## DATA LINES
═══

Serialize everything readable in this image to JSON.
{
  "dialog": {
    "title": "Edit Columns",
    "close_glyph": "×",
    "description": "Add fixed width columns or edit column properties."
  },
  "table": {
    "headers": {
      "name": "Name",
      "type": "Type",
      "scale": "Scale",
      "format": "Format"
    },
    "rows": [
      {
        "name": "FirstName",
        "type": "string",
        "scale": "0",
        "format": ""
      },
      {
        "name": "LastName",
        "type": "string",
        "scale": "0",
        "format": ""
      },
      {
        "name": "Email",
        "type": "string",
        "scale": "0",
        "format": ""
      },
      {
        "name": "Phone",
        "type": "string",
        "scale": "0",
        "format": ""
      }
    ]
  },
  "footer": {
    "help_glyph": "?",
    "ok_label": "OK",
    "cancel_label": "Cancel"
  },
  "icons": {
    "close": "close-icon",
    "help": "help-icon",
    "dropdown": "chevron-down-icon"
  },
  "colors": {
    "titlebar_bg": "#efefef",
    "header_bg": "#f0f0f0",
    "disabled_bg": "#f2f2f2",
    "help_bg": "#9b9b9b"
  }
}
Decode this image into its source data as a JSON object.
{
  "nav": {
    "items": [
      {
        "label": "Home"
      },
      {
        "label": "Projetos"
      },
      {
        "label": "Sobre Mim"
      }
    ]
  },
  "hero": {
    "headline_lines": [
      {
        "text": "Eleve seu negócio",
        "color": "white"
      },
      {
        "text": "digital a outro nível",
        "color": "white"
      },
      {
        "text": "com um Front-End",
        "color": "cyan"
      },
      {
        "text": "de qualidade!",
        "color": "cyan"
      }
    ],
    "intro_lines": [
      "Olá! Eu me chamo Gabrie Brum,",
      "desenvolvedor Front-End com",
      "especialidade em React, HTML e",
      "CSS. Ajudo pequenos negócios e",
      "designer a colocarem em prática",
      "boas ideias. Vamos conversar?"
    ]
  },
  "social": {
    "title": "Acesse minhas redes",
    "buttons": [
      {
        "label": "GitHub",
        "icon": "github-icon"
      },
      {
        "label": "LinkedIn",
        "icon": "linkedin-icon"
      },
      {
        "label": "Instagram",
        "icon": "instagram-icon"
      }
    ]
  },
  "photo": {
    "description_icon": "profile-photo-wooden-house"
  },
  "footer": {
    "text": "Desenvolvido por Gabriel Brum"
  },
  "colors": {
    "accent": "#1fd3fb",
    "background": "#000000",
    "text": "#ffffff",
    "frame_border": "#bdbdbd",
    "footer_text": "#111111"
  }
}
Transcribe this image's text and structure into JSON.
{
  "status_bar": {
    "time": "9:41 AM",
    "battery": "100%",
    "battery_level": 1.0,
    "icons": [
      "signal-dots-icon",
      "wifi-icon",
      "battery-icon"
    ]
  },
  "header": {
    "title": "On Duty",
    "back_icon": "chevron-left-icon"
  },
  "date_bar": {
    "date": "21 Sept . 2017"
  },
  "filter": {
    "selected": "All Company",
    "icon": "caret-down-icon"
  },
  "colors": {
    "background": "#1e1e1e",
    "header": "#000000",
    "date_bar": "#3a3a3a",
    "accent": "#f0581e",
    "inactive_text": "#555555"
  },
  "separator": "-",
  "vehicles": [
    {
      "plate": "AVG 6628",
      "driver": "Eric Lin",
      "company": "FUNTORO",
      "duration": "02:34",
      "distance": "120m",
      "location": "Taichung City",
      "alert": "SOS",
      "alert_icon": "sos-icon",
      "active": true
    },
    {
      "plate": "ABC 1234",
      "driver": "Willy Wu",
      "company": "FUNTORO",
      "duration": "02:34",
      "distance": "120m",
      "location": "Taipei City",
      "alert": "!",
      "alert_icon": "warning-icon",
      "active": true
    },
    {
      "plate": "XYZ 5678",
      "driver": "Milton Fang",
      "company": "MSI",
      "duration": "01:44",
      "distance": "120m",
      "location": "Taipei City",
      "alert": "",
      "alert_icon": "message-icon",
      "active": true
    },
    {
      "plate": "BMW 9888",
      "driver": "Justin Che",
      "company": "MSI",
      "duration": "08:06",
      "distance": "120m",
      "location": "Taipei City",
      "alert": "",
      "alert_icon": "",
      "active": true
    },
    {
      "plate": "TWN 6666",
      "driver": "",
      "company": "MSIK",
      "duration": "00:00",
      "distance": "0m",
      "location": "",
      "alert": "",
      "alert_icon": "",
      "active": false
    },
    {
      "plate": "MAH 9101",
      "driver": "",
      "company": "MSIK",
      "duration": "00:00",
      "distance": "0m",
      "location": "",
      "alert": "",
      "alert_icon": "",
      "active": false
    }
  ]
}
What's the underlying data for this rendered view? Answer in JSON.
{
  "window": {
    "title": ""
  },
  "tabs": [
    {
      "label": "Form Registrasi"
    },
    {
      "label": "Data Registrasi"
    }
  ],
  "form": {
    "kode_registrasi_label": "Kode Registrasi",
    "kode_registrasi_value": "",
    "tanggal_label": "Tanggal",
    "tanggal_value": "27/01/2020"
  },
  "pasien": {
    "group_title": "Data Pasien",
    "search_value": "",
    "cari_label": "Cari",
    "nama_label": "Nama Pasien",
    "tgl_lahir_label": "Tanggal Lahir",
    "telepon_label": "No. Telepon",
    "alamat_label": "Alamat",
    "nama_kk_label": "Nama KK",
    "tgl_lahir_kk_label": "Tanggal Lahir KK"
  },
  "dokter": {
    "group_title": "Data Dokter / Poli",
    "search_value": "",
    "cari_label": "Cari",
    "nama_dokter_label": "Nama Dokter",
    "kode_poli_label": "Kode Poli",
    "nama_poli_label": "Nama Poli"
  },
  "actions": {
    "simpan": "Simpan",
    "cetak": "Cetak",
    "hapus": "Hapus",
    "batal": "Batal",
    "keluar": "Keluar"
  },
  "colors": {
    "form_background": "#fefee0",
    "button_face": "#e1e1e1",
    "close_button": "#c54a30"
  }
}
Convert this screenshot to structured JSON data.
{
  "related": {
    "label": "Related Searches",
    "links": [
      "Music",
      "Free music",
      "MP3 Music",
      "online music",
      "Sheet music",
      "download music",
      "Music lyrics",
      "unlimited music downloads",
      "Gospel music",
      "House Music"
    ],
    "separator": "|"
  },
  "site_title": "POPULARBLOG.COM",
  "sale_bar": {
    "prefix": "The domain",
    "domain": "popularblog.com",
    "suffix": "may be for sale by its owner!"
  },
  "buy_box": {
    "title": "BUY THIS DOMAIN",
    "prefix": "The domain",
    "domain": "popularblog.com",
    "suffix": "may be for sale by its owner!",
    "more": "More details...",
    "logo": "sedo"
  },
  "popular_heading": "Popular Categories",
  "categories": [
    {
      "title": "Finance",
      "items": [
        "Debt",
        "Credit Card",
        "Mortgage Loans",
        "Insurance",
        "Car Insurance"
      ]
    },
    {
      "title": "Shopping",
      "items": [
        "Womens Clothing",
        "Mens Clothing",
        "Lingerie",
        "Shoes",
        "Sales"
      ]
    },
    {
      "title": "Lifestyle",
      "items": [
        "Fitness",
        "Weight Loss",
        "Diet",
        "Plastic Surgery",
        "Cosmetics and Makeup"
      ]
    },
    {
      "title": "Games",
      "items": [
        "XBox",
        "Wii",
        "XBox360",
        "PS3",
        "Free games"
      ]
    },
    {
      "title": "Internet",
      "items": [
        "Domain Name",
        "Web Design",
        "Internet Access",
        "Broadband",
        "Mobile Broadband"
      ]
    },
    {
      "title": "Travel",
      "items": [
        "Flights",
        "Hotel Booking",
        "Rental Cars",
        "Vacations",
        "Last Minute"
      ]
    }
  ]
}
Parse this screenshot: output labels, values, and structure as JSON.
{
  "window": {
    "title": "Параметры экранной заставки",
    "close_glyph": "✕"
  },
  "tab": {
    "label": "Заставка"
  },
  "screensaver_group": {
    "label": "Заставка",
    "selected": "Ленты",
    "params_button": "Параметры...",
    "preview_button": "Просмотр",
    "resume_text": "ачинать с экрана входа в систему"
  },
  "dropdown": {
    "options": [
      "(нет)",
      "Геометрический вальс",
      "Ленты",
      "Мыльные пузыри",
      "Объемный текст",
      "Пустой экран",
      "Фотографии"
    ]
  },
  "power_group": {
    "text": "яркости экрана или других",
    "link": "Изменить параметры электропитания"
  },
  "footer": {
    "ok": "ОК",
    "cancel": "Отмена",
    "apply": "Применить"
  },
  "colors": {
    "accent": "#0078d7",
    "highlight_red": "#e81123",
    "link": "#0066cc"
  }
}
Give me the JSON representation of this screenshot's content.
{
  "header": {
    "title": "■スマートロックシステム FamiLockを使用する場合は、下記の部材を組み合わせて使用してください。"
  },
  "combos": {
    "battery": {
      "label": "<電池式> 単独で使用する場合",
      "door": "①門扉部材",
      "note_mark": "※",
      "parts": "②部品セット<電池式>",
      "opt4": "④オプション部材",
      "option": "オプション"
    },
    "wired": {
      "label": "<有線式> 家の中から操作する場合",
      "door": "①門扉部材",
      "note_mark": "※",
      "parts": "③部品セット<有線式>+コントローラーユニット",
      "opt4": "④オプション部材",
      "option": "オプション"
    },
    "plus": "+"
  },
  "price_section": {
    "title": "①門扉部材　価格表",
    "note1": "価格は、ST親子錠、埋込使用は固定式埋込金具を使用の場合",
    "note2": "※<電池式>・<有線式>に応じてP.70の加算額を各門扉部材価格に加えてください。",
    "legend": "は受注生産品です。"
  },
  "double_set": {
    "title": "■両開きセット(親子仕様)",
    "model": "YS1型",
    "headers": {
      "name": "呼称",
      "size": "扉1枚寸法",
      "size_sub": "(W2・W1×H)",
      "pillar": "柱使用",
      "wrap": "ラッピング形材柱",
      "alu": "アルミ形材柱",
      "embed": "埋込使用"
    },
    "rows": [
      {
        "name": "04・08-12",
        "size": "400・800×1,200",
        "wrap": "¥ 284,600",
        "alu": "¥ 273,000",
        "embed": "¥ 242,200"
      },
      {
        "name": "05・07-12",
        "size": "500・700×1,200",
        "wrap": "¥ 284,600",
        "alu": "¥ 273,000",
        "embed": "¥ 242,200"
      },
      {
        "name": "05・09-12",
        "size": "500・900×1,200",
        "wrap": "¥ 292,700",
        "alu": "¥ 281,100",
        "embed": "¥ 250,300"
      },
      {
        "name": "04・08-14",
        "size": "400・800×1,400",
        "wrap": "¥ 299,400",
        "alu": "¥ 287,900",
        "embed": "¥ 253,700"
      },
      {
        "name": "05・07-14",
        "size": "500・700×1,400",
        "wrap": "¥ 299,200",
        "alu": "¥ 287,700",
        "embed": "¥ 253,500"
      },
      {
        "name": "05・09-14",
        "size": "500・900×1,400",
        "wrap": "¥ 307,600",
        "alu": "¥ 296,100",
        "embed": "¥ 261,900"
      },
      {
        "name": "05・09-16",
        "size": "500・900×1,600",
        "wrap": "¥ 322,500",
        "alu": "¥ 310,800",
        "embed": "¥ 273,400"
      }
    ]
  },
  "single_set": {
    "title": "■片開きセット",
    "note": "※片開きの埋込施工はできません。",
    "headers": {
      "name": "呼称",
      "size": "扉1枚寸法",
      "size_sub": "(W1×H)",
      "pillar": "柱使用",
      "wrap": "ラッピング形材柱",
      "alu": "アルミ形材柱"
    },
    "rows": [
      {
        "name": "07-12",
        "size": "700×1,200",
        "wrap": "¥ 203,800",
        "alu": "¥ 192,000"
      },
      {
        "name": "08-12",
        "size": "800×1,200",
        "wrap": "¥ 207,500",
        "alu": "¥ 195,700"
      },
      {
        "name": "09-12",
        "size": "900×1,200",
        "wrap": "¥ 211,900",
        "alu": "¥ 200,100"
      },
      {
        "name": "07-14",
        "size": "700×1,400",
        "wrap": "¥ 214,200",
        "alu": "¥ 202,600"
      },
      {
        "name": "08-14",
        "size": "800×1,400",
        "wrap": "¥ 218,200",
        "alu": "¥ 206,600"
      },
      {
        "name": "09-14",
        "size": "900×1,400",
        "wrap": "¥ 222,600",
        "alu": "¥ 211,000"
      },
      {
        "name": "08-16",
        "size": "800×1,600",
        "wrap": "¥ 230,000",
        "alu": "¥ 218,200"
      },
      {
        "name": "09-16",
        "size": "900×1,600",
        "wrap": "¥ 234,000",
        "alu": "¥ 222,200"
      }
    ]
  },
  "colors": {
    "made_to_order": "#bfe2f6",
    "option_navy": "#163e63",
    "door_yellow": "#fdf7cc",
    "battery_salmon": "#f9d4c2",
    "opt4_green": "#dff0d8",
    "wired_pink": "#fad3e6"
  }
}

═══

## SET TASK
Determine how many lines of the data contain the word "Poli", and reply with that number only.

## THE RESPONSE
3